**Your goal:**
Every line containing the word "Tahoma" needs to be found and copied.

Entries from a dataset:
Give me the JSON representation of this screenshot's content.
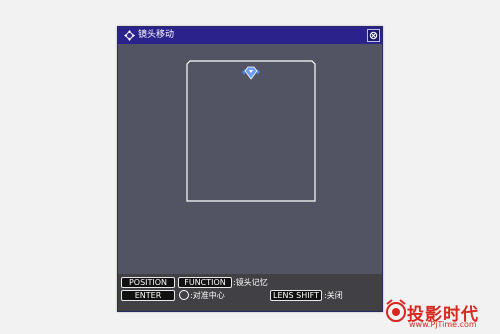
{
  "window": {
    "title": "镜头移动",
    "title_icon": "lens-shift-icon",
    "close_icon": "close-icon"
  },
  "footer": {
    "row1": {
      "key1": "POSITION",
      "key2": "FUNCTION",
      "text": ":镜头记忆"
    },
    "row2": {
      "key1": "ENTER",
      "text1": ":对准中心",
      "key2": "LENS SHIFT",
      "text2": ":关闭"
    }
  },
  "watermark": {
    "name": "投影时代",
    "url": "www.PjTime.com"
  },
  "colors": {
    "titlebar": "#2a238c",
    "panel": "#535463",
    "footer": "#404045",
    "brand": "#d9271f"
  }
}
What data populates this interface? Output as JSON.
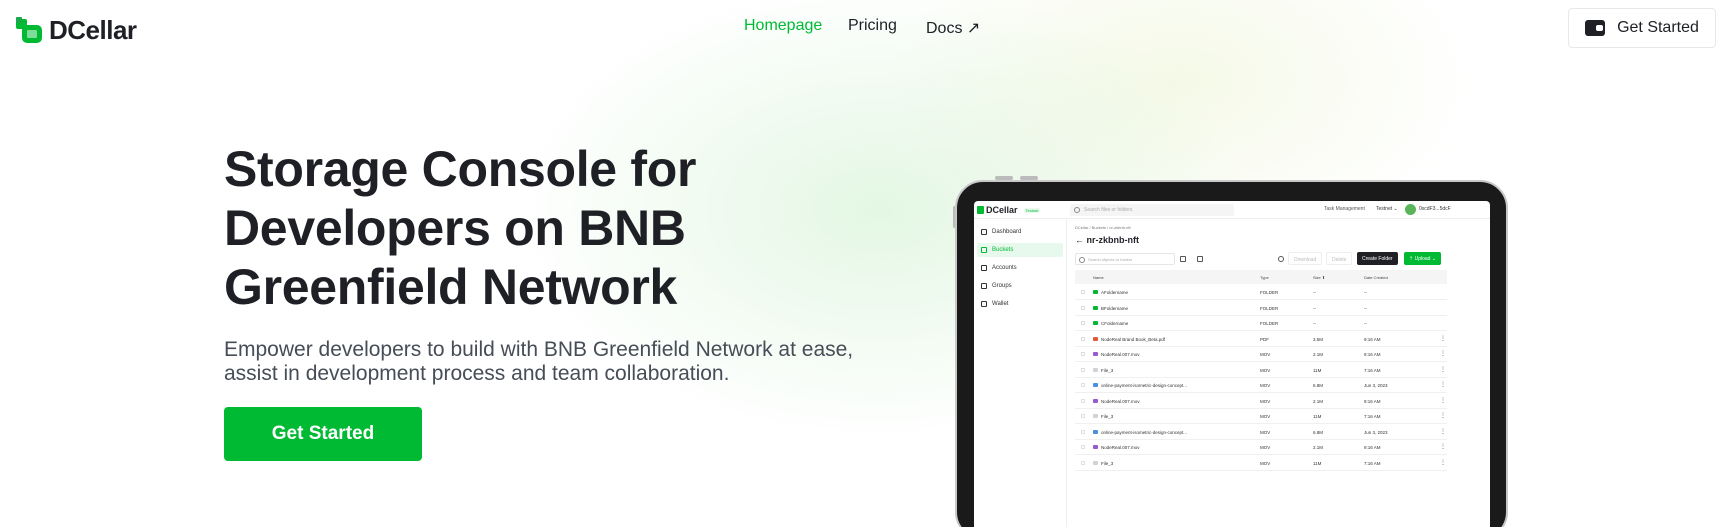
{
  "nav": {
    "brand": "DCellar",
    "links": [
      "Homepage",
      "Pricing",
      "Docs ↗"
    ],
    "active_link": "Homepage",
    "cta_label": "Get Started",
    "cta_icon": "wallet-icon"
  },
  "hero": {
    "title": "Storage Console for Developers on BNB Greenfield Network",
    "subtitle": "Empower developers to build with BNB Greenfield Network at ease, assist in development process and team collaboration.",
    "cta_label": "Get Started"
  },
  "colors": {
    "accent": "#00ba34",
    "text": "#1e2026",
    "muted": "#474d57"
  },
  "preview": {
    "brand": "DCellar",
    "network_tag": "Testnet",
    "search_placeholder": "Search files or folders",
    "task_management": "Task Management",
    "network": "Testnet ⌄",
    "address": "0xcdF3...5dcF",
    "sidebar": [
      "Dashboard",
      "Buckets",
      "Accounts",
      "Groups",
      "Wallet"
    ],
    "sidebar_active": "Buckets",
    "breadcrumb": "DCellar  /  Buckets  /  nr-zkbnb-nft",
    "bucket_title": "nr-zkbnb-nft",
    "filter_placeholder": "Search objects or folders",
    "buttons": {
      "download": "Download",
      "delete": "Delete",
      "create_folder": "Create Folder",
      "upload": "Upload"
    },
    "columns": [
      "Name",
      "Type",
      "Size ⬆",
      "Date Created"
    ],
    "rows": [
      {
        "name": "AFoldername",
        "type": "FOLDER",
        "size": "--",
        "date": "--",
        "kind": "folder"
      },
      {
        "name": "BFoldername",
        "type": "FOLDER",
        "size": "--",
        "date": "--",
        "kind": "folder"
      },
      {
        "name": "CFoldername",
        "type": "FOLDER",
        "size": "--",
        "date": "--",
        "kind": "folder"
      },
      {
        "name": "NodeReal Brand Book_Beta.pdf",
        "type": "PDF",
        "size": "3.5M",
        "date": "9:16 AM",
        "kind": "pdf"
      },
      {
        "name": "NodeReal.007.mov",
        "type": "MOV",
        "size": "2.1M",
        "date": "9:16 AM",
        "kind": "mov"
      },
      {
        "name": "File_3",
        "type": "MOV",
        "size": "11M",
        "date": "7:16 AM",
        "kind": "file"
      },
      {
        "name": "online-payment-isometric-design-concept...",
        "type": "MOV",
        "size": "6.8M",
        "date": "Jun 3, 2023",
        "kind": "img"
      },
      {
        "name": "NodeReal.007.mov",
        "type": "MOV",
        "size": "2.1M",
        "date": "9:16 AM",
        "kind": "mov"
      },
      {
        "name": "File_3",
        "type": "MOV",
        "size": "11M",
        "date": "7:16 AM",
        "kind": "file"
      },
      {
        "name": "online-payment-isometric-design-concept...",
        "type": "MOV",
        "size": "6.8M",
        "date": "Jun 3, 2023",
        "kind": "img"
      },
      {
        "name": "NodeReal.007.mov",
        "type": "MOV",
        "size": "2.1M",
        "date": "9:16 AM",
        "kind": "mov"
      },
      {
        "name": "File_3",
        "type": "MOV",
        "size": "11M",
        "date": "7:16 AM",
        "kind": "file"
      }
    ]
  }
}
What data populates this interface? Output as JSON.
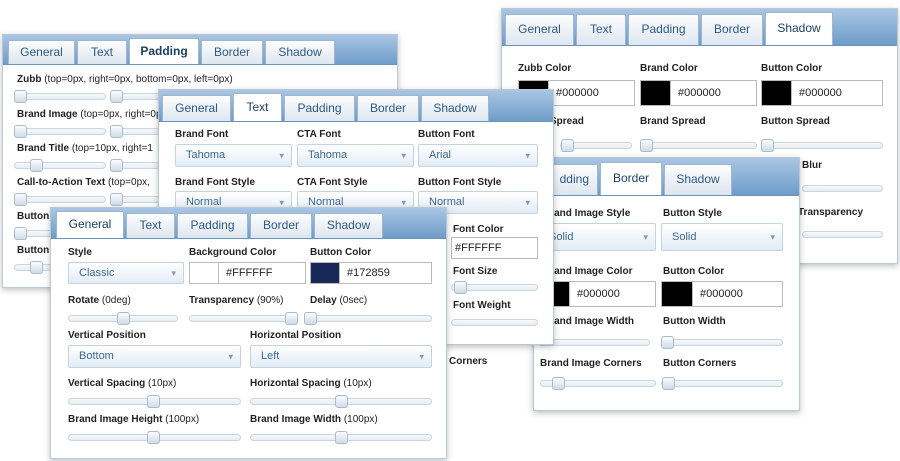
{
  "tabs": [
    "General",
    "Text",
    "Padding",
    "Border",
    "Shadow"
  ],
  "padding_panel": {
    "zubb": {
      "label": "Zubb",
      "detail": "(top=0px, right=0px, bottom=0px, left=0px)"
    },
    "brand_image": {
      "label": "Brand Image",
      "detail": "(top=0px, right=0px,"
    },
    "brand_title": {
      "label": "Brand Title",
      "detail": "(top=10px, right=1"
    },
    "cta_text": {
      "label": "Call-to-Action Text",
      "detail": "(top=0px,"
    },
    "button_partial": "Button",
    "button2_partial": "Button"
  },
  "shadow_panel": {
    "zubb_color": "Zubb Color",
    "brand_color": "Brand Color",
    "button_color": "Button Color",
    "zubb_hex": "#000000",
    "brand_hex": "#000000",
    "button_hex": "#000000",
    "spread_partial": "Spread",
    "brand_spread": "Brand Spread",
    "button_spread": "Button Spread",
    "blur_partial": "Blur",
    "transparency_partial": "Transparency"
  },
  "border_panel": {
    "padding_partial": "dding",
    "brand_image_style": "Brand Image Style",
    "button_style": "Button Style",
    "brand_style_value": "Solid",
    "button_style_value": "Solid",
    "brand_image_color": "Brand Image Color",
    "button_color": "Button Color",
    "brand_hex": "#000000",
    "button_hex": "#000000",
    "brand_image_width": "Brand Image Width",
    "button_width": "Button Width",
    "corners_partial": "Corners",
    "brand_image_corners": "Brand Image Corners",
    "button_corners": "Button Corners"
  },
  "text_panel": {
    "brand_font": "Brand Font",
    "cta_font": "CTA Font",
    "button_font": "Button Font",
    "brand_font_value": "Tahoma",
    "cta_font_value": "Tahoma",
    "button_font_value": "Arial",
    "brand_font_style": "Brand Font Style",
    "cta_font_style": "CTA Font Style",
    "button_font_style": "Button Font Style",
    "brand_style_value": "Normal",
    "cta_style_value": "Normal",
    "button_style_value": "Normal",
    "font_color": "Font Color",
    "font_color_hex": "#FFFFFF",
    "font_size": "Font Size",
    "font_weight": "Font Weight"
  },
  "general_panel": {
    "style": "Style",
    "style_value": "Classic",
    "background_color": "Background Color",
    "background_hex": "#FFFFFF",
    "button_color": "Button Color",
    "button_hex": "#172859",
    "rotate": {
      "label": "Rotate",
      "detail": "(0deg)"
    },
    "transparency": {
      "label": "Transparency",
      "detail": "(90%)"
    },
    "delay": {
      "label": "Delay",
      "detail": "(0sec)"
    },
    "vertical_position": "Vertical Position",
    "vertical_position_value": "Bottom",
    "horizontal_position": "Horizontal Position",
    "horizontal_position_value": "Left",
    "vertical_spacing": {
      "label": "Vertical Spacing",
      "detail": "(10px)"
    },
    "horizontal_spacing": {
      "label": "Horizontal Spacing",
      "detail": "(10px)"
    },
    "brand_image_height": {
      "label": "Brand Image Height",
      "detail": "(100px)"
    },
    "brand_image_width": {
      "label": "Brand Image Width",
      "detail": "(100px)"
    }
  },
  "colors": {
    "tabbar": "#7aa6d2",
    "tab_text": "#2d5a86",
    "select_text": "#3d6890",
    "swatch_black": "#000000",
    "swatch_white": "#FFFFFF",
    "swatch_navy": "#172859"
  }
}
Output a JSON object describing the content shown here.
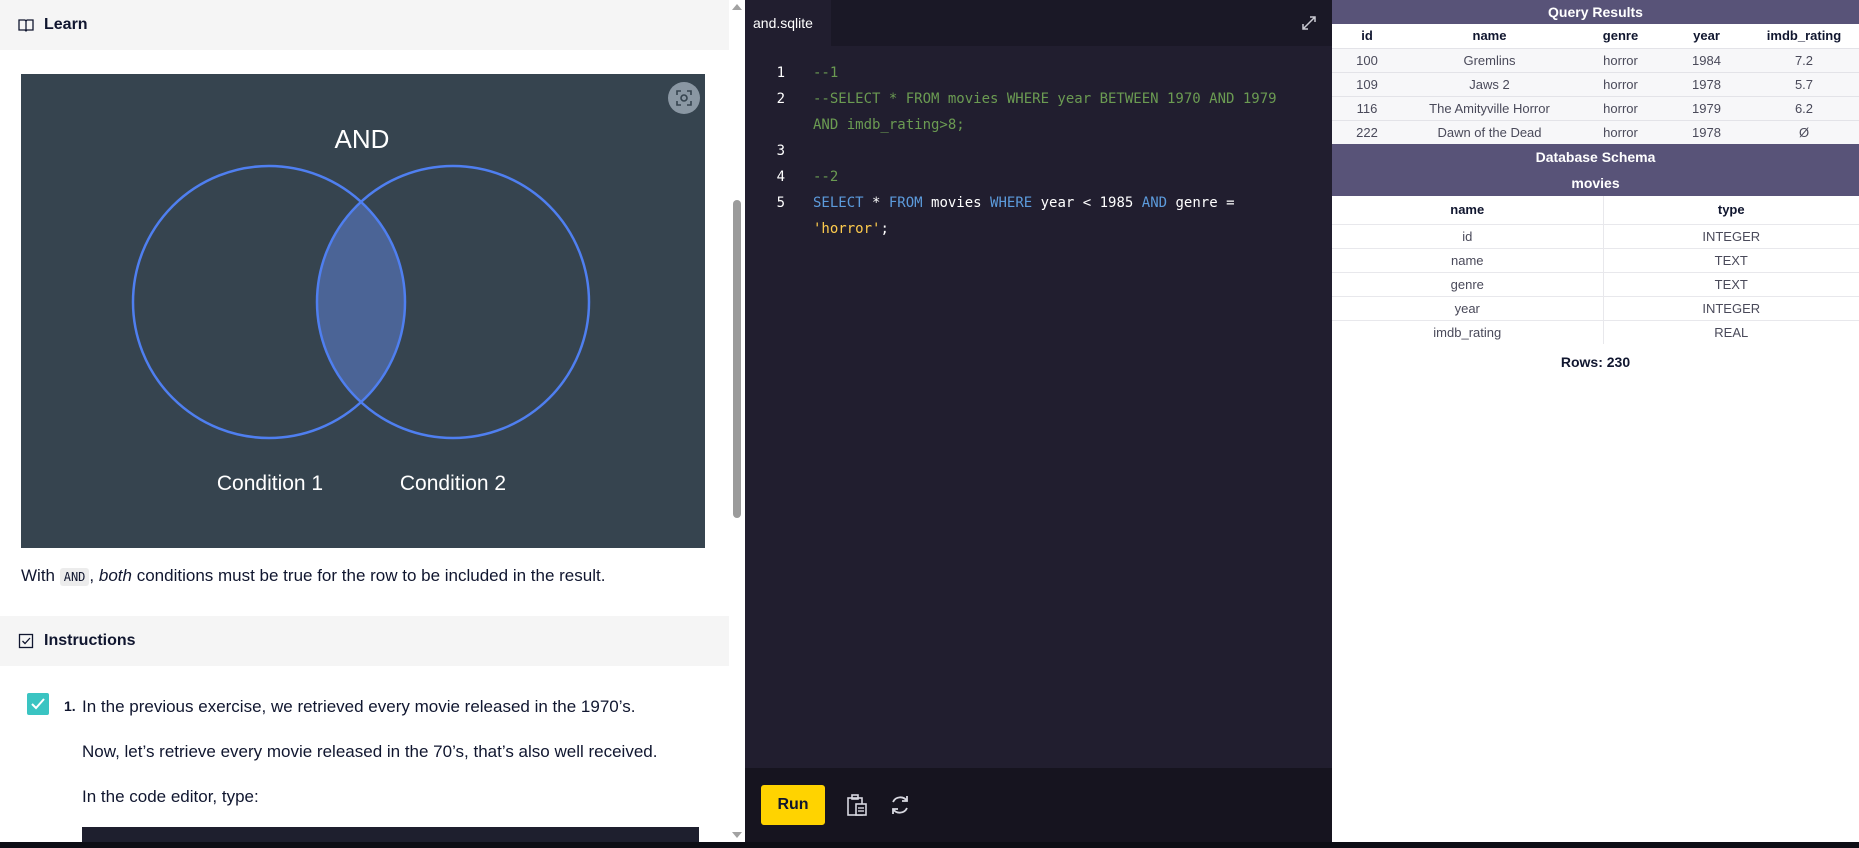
{
  "learn": {
    "title": "Learn",
    "figure": {
      "heading": "AND",
      "left_label": "Condition 1",
      "right_label": "Condition 2"
    },
    "description": {
      "prefix": "With",
      "code": "AND",
      "mid": ",",
      "emphasis": "both",
      "suffix": "conditions must be true for the row to be included in the result."
    }
  },
  "instructions": {
    "title": "Instructions",
    "step_number": "1.",
    "line1": "In the previous exercise, we retrieved every movie released in the 1970’s.",
    "line2": "Now, let’s retrieve every movie released in the 70’s, that’s also well received.",
    "line3": "In the code editor, type:"
  },
  "editor": {
    "tab": "and.sqlite",
    "lines": [
      {
        "n": "1",
        "text": "--1"
      },
      {
        "n": "2",
        "text": "--SELECT * FROM movies WHERE year BETWEEN 1970 AND 1979",
        "cont": "AND imdb_rating>8;"
      },
      {
        "n": "3",
        "text": ""
      },
      {
        "n": "4",
        "text": "--2"
      },
      {
        "n": "5",
        "t1": "SELECT",
        "t2": " * ",
        "t3": "FROM",
        "t4": " movies ",
        "t5": "WHERE",
        "t6": " year < 1985 ",
        "t7": "AND",
        "t8": " genre =",
        "cont": "'horror'",
        "cont_end": ";"
      }
    ],
    "run_label": "Run"
  },
  "results": {
    "title": "Query Results",
    "columns": [
      "id",
      "name",
      "genre",
      "year",
      "imdb_rating"
    ],
    "rows": [
      [
        "100",
        "Gremlins",
        "horror",
        "1984",
        "7.2"
      ],
      [
        "109",
        "Jaws 2",
        "horror",
        "1978",
        "5.7"
      ],
      [
        "116",
        "The Amityville Horror",
        "horror",
        "1979",
        "6.2"
      ],
      [
        "222",
        "Dawn of the Dead",
        "horror",
        "1978",
        "Ø"
      ]
    ],
    "schema_title": "Database Schema",
    "table_name": "movies",
    "schema_columns": [
      "name",
      "type"
    ],
    "schema_rows": [
      [
        "id",
        "INTEGER"
      ],
      [
        "name",
        "TEXT"
      ],
      [
        "genre",
        "TEXT"
      ],
      [
        "year",
        "INTEGER"
      ],
      [
        "imdb_rating",
        "REAL"
      ]
    ],
    "rows_count": "Rows: 230"
  },
  "colors": {
    "accent_header": "#585378",
    "run_button": "#ffd300",
    "checkbox": "#3ac4c2",
    "venn_stroke": "#4f7ff0"
  }
}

**Final result:**
    "brand_font_value": "Tahoma",
    "cta_font_value": "Tahoma",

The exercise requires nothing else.